### Directive
Set down each entry exactly as given; pictures should not appear in the copy.

### Task data
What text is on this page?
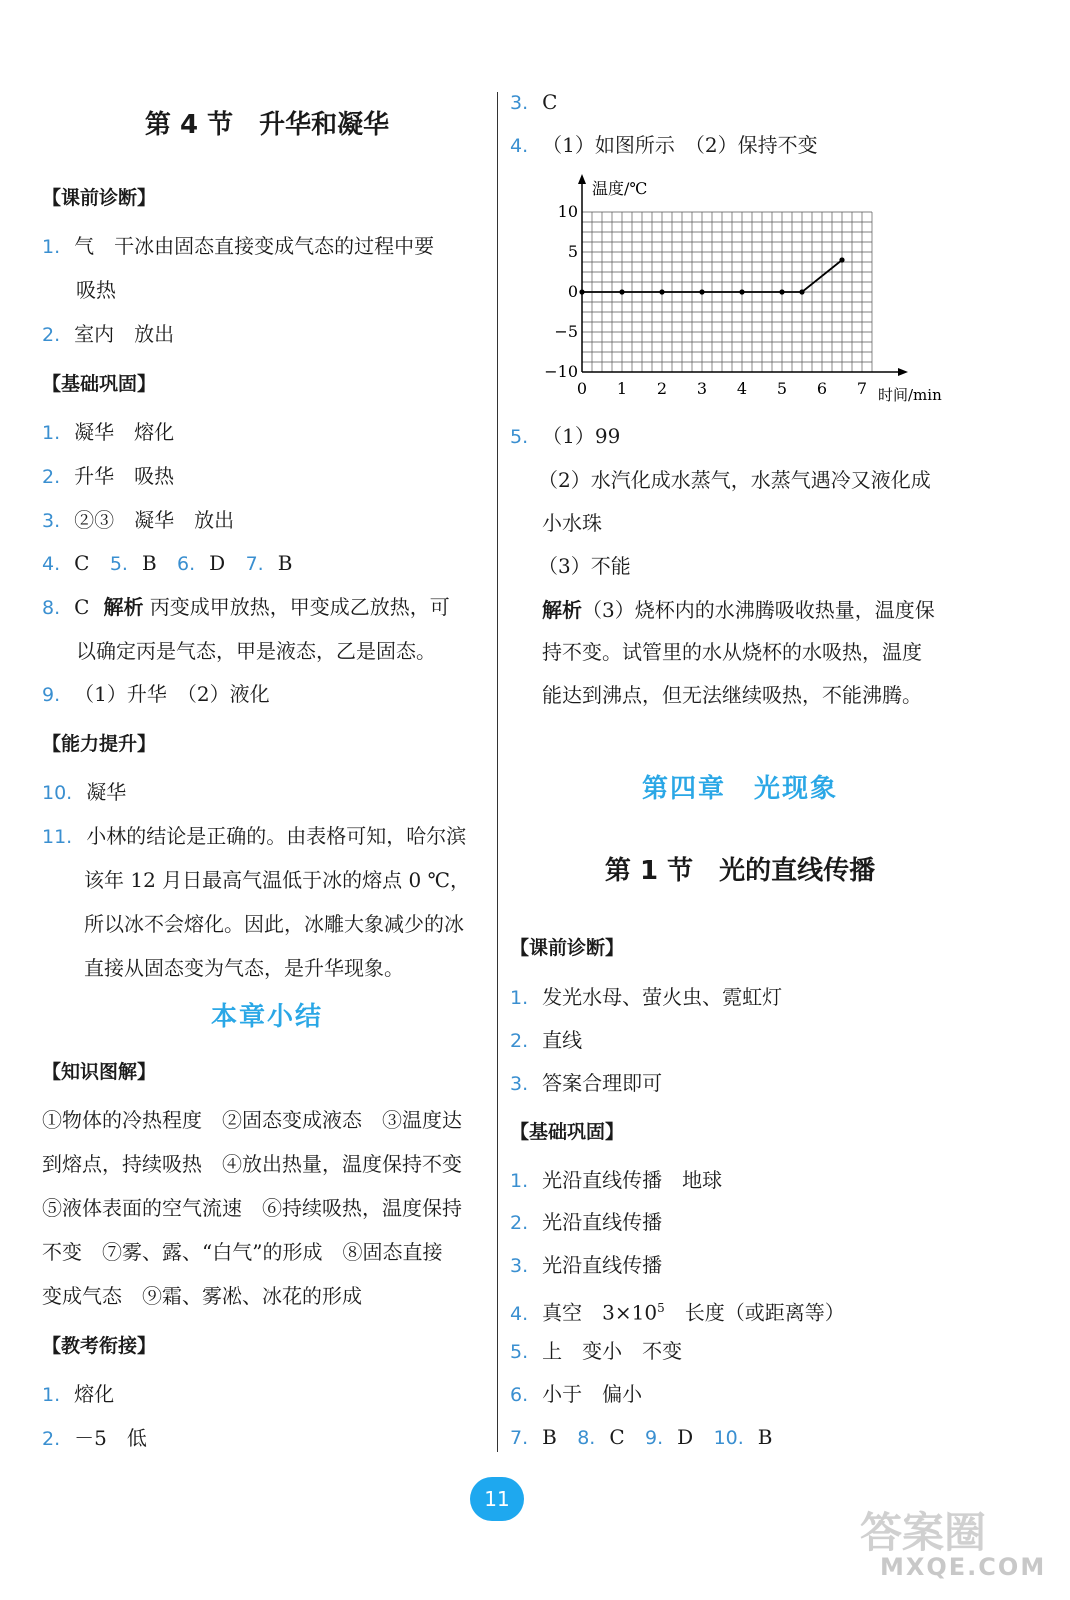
第 4 节　升华和凝华
【课前诊断】
1. 气　干冰由固态直接变成气态的过程中要
吸热
2. 室内　放出
【基础巩固】
1. 凝华　熔化
2. 升华　吸热
3. ②③　凝华　放出
4. C 5. B 6. D 7. B
8. C 解析 丙变成甲放热，甲变成乙放热，可
以确定丙是气态，甲是液态，乙是固态。
9. （1）升华　（2）液化
【能力提升】
10. 凝华
11. 小林的结论是正确的。由表格可知，哈尔滨
该年 12 月日最高气温低于冰的熔点 0 ℃，
所以冰不会熔化。因此，冰雕大象减少的冰
直接从固态变为气态，是升华现象。
本章小结
【知识图解】
①物体的冷热程度　②固态变成液态　③温度达
到熔点，持续吸热　④放出热量，温度保持不变
⑤液体表面的空气流速　⑥持续吸热，温度保持
不变　⑦雾、露、“白气”的形成　⑧固态直接
变成气态　⑨霜、雾凇、冰花的形成
【教考衔接】
1. 熔化
2. －5　低
3. C
4. （1）如图所示　（2）保持不变
温度/℃
时间/min
0 1 2 3 4 5 6 7
10
5
0
−5
−10
5. （1）99
（2）水汽化成水蒸气，水蒸气遇冷又液化成
小水珠
（3）不能
解析（3）烧杯内的水沸腾吸收热量，温度保
持不变。试管里的水从烧杯的水吸热，温度
能达到沸点，但无法继续吸热，不能沸腾。
第四章　光现象
第 1 节　光的直线传播
【课前诊断】
1. 发光水母、萤火虫、霓虹灯
2. 直线
3. 答案合理即可
【基础巩固】
1. 光沿直线传播　地球
2. 光沿直线传播
3. 光沿直线传播
4. 真空　$3\times 10^5$　长度（或距离等）
5. 上　变小　不变
6. 小于　偏小
7. B 8. C 9. D 10. B
11
答案圈
MXQE.COM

### Result for this exercise
What text is on this page?
第 4 节　升华和凝华
【课前诊断】
1. 气　干冰由固态直接变成气态的过程中要
吸热
2. 室内　放出
【基础巩固】
1. 凝华　熔化
2. 升华　吸热
3. ②③　凝华　放出
4. C 5. B 6. D 7. B
8. C 解析 丙变成甲放热，甲变成乙放热，可
以确定丙是气态，甲是液态，乙是固态。
9. （1）升华　（2）液化
【能力提升】
10. 凝华
11. 小林的结论是正确的。由表格可知，哈尔滨
该年 12 月日最高气温低于冰的熔点 0 ℃，
所以冰不会熔化。因此，冰雕大象减少的冰
直接从固态变为气态，是升华现象。
本章小结
【知识图解】
①物体的冷热程度　②固态变成液态　③温度达
到熔点，持续吸热　④放出热量，温度保持不变
⑤液体表面的空气流速　⑥持续吸热，温度保持
不变　⑦雾、露、“白气”的形成　⑧固态直接
变成气态　⑨霜、雾凇、冰花的形成
【教考衔接】
1. 熔化
2. －5　低
3. C
4. （1）如图所示　（2）保持不变
温度/℃
时间/min
0 1 2 3 4 5 6 7
10
5
0
−5
−10
5. （1）99
（2）水汽化成水蒸气，水蒸气遇冷又液化成
小水珠
（3）不能
解析（3）烧杯内的水沸腾吸收热量，温度保
持不变。试管里的水从烧杯的水吸热，温度
能达到沸点，但无法继续吸热，不能沸腾。
第四章　光现象
第 1 节　光的直线传播
【课前诊断】
1. 发光水母、萤火虫、霓虹灯
2. 直线
3. 答案合理即可
【基础巩固】
1. 光沿直线传播　地球
2. 光沿直线传播
3. 光沿直线传播
4. 真空　$3\times 10^5$　长度（或距离等）
5. 上　变小　不变
6. 小于　偏小
7. B 8. C 9. D 10. B
11
答案圈
MXQE.COM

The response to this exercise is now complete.